-- begin DATASET CONTENT --
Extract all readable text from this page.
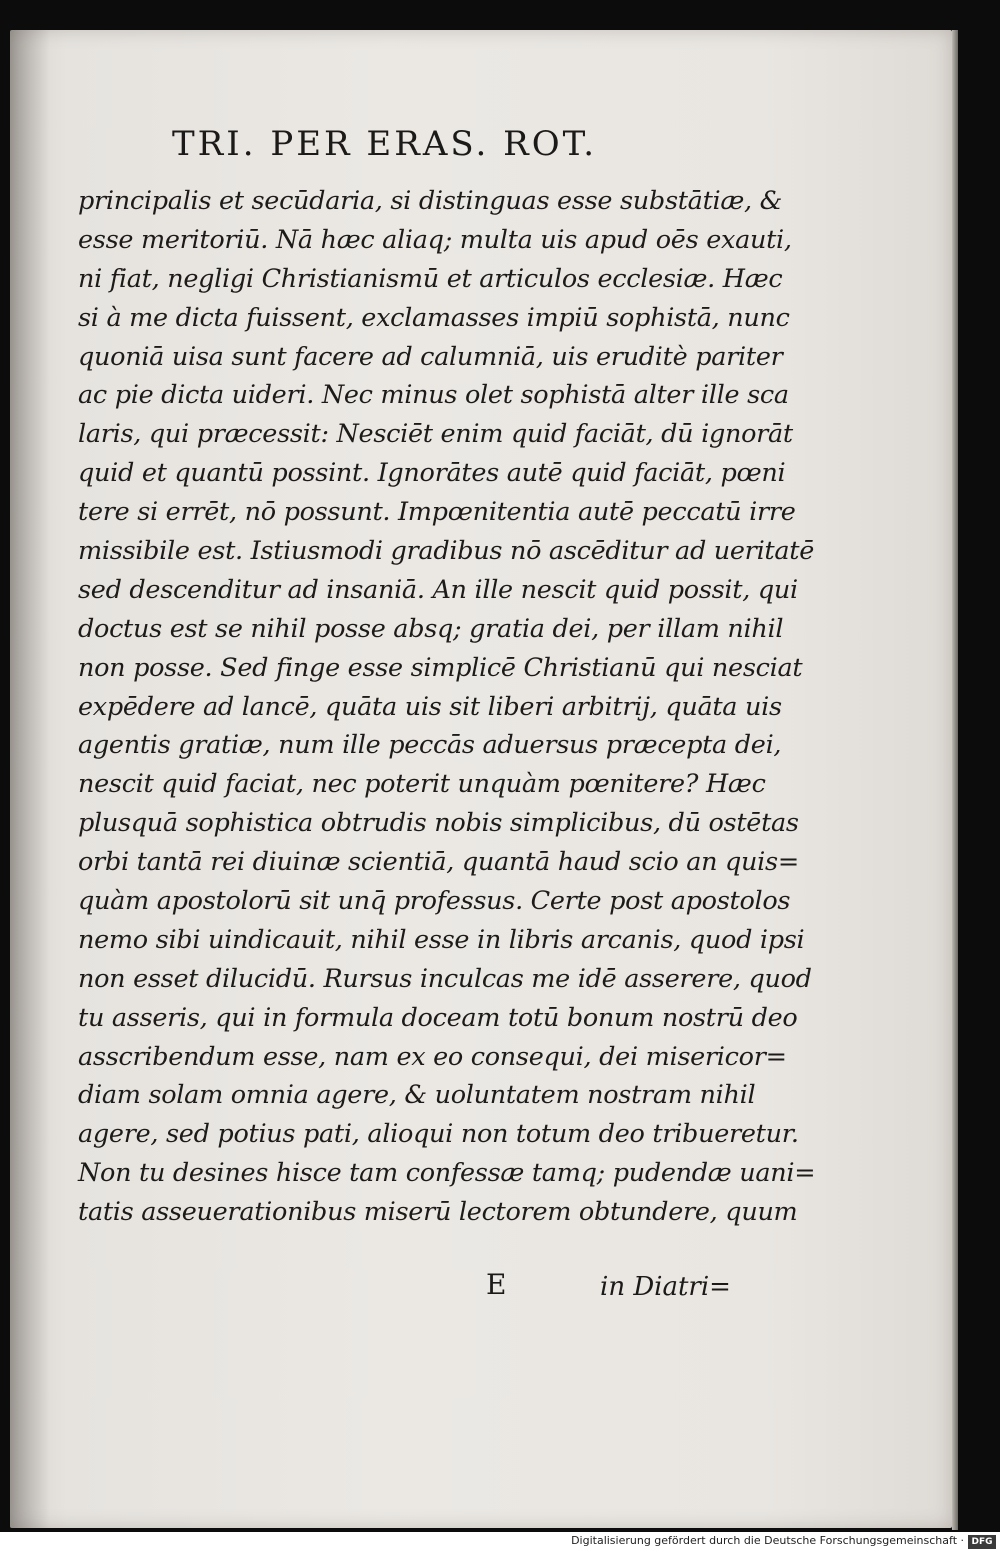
TRI. PER ERAS. ROT.
principalis et secūdaria, si distinguas esse substātiæ, &
esse meritoriū. Nā hæc aliaq; multa uis apud oēs exauti,
ni fiat, negligi Christianismū et articulos ecclesiæ. Hæc
si à me dicta fuissent, exclamasses impiū sophistā, nunc
quoniā uisa sunt facere ad calumniā, uis eruditè pariter
ac pie dicta uideri. Nec minus olet sophistā alter ille sca
laris, qui præcessit: Nesciēt enim quid faciāt, dū ignorāt
quid et quantū possint. Ignorātes autē quid faciāt, pœni
tere si errēt, nō possunt. Impœnitentia autē peccatū irre
missibile est. Istiusmodi gradibus nō ascēditur ad ueritatē
sed descenditur ad insaniā. An ille nescit quid possit, qui
doctus est se nihil posse absq; gratia dei, per illam nihil
non posse. Sed finge esse simplicē Christianū qui nesciat
expēdere ad lancē, quāta uis sit liberi arbitrij, quāta uis
agentis gratiæ, num ille peccās aduersus præcepta dei,
nescit quid faciat, nec poterit unquàm pœnitere? Hæc
plusquā sophistica obtrudis nobis simplicibus, dū ostētas
orbi tantā rei diuinæ scientiā, quantā haud scio an quis=
quàm apostolorū sit unq̄ professus. Certe post apostolos
nemo sibi uindicauit, nihil esse in libris arcanis, quod ipsi
non esset dilucidū. Rursus inculcas me idē asserere, quod
tu asseris, qui in formula doceam totū bonum nostrū deo
asscribendum esse, nam ex eo consequi, dei misericor=
diam solam omnia agere, & uoluntatem nostram nihil
agere, sed potius pati, alioqui non totum deo tribueretur.
Non tu desines hisce tam confessæ tamq; pudendæ uani=
tatis asseuerationibus miserū lectorem obtundere, quum
E	in Diatri=
Digitalisierung gefördert durch die Deutsche Forschungsgemeinschaft · DFG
-- end DATASET CONTENT --
WHAT YOU NEED TO DO: Nothing in the entries should change as you copy them, except that the pictures are left out.

ANSWER TO THE TASK:
Extract all readable text from this page.
TRI. PER ERAS. ROT.
principalis et secūdaria, si distinguas esse substātiæ, &
esse meritoriū. Nā hæc aliaq; multa uis apud oēs exauti,
ni fiat, negligi Christianismū et articulos ecclesiæ. Hæc
si à me dicta fuissent, exclamasses impiū sophistā, nunc
quoniā uisa sunt facere ad calumniā, uis eruditè pariter
ac pie dicta uideri. Nec minus olet sophistā alter ille sca
laris, qui præcessit: Nesciēt enim quid faciāt, dū ignorāt
quid et quantū possint. Ignorātes autē quid faciāt, pœni
tere si errēt, nō possunt. Impœnitentia autē peccatū irre
missibile est. Istiusmodi gradibus nō ascēditur ad ueritatē
sed descenditur ad insaniā. An ille nescit quid possit, qui
doctus est se nihil posse absq; gratia dei, per illam nihil
non posse. Sed finge esse simplicē Christianū qui nesciat
expēdere ad lancē, quāta uis sit liberi arbitrij, quāta uis
agentis gratiæ, num ille peccās aduersus præcepta dei,
nescit quid faciat, nec poterit unquàm pœnitere? Hæc
plusquā sophistica obtrudis nobis simplicibus, dū ostētas
orbi tantā rei diuinæ scientiā, quantā haud scio an quis=
quàm apostolorū sit unq̄ professus. Certe post apostolos
nemo sibi uindicauit, nihil esse in libris arcanis, quod ipsi
non esset dilucidū. Rursus inculcas me idē asserere, quod
tu asseris, qui in formula doceam totū bonum nostrū deo
asscribendum esse, nam ex eo consequi, dei misericor=
diam solam omnia agere, & uoluntatem nostram nihil
agere, sed potius pati, alioqui non totum deo tribueretur.
Non tu desines hisce tam confessæ tamq; pudendæ uani=
tatis asseuerationibus miserū lectorem obtundere, quum
E	in Diatri=
Digitalisierung gefördert durch die Deutsche Forschungsgemeinschaft · DFG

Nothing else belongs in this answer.